[Entries from a visual dataset]
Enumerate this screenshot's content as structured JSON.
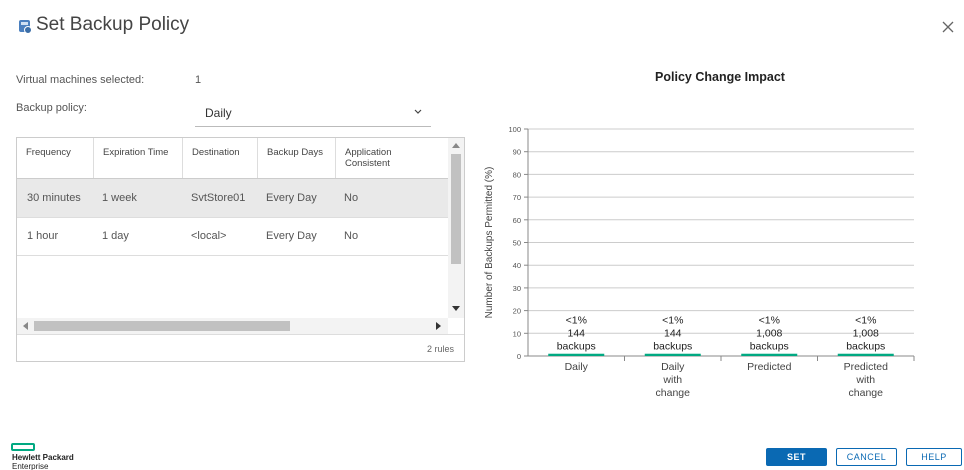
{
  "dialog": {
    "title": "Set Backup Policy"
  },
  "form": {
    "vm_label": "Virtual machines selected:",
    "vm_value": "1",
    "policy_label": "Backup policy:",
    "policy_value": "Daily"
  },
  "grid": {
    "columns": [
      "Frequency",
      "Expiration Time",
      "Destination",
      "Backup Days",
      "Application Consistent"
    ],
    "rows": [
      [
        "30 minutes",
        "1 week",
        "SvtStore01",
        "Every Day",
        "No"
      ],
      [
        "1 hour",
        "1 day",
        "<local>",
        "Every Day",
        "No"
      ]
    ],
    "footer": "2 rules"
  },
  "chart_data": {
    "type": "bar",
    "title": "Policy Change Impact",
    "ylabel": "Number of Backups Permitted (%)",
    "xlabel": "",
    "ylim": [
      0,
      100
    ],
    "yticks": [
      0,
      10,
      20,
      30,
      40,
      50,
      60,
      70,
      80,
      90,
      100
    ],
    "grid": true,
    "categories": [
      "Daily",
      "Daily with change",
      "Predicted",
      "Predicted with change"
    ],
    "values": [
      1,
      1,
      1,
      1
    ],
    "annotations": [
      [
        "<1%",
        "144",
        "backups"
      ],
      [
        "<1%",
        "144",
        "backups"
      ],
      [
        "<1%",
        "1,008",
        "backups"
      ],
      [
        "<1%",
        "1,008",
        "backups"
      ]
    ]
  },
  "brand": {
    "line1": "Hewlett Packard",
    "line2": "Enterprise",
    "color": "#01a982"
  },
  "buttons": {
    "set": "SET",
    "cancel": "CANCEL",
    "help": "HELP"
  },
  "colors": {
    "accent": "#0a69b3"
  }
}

- **What you are asked to do**
Send back the data above word for word, with the pictures left out.

- **Full answer**
Enumerate this screenshot's content as structured JSON.
{
  "dialog": {
    "title": "Set Backup Policy"
  },
  "form": {
    "vm_label": "Virtual machines selected:",
    "vm_value": "1",
    "policy_label": "Backup policy:",
    "policy_value": "Daily"
  },
  "grid": {
    "columns": [
      "Frequency",
      "Expiration Time",
      "Destination",
      "Backup Days",
      "Application Consistent"
    ],
    "rows": [
      [
        "30 minutes",
        "1 week",
        "SvtStore01",
        "Every Day",
        "No"
      ],
      [
        "1 hour",
        "1 day",
        "<local>",
        "Every Day",
        "No"
      ]
    ],
    "footer": "2 rules"
  },
  "chart_data": {
    "type": "bar",
    "title": "Policy Change Impact",
    "ylabel": "Number of Backups Permitted (%)",
    "xlabel": "",
    "ylim": [
      0,
      100
    ],
    "yticks": [
      0,
      10,
      20,
      30,
      40,
      50,
      60,
      70,
      80,
      90,
      100
    ],
    "grid": true,
    "categories": [
      "Daily",
      "Daily with change",
      "Predicted",
      "Predicted with change"
    ],
    "values": [
      1,
      1,
      1,
      1
    ],
    "annotations": [
      [
        "<1%",
        "144",
        "backups"
      ],
      [
        "<1%",
        "144",
        "backups"
      ],
      [
        "<1%",
        "1,008",
        "backups"
      ],
      [
        "<1%",
        "1,008",
        "backups"
      ]
    ]
  },
  "brand": {
    "line1": "Hewlett Packard",
    "line2": "Enterprise",
    "color": "#01a982"
  },
  "buttons": {
    "set": "SET",
    "cancel": "CANCEL",
    "help": "HELP"
  },
  "colors": {
    "accent": "#0a69b3"
  }
}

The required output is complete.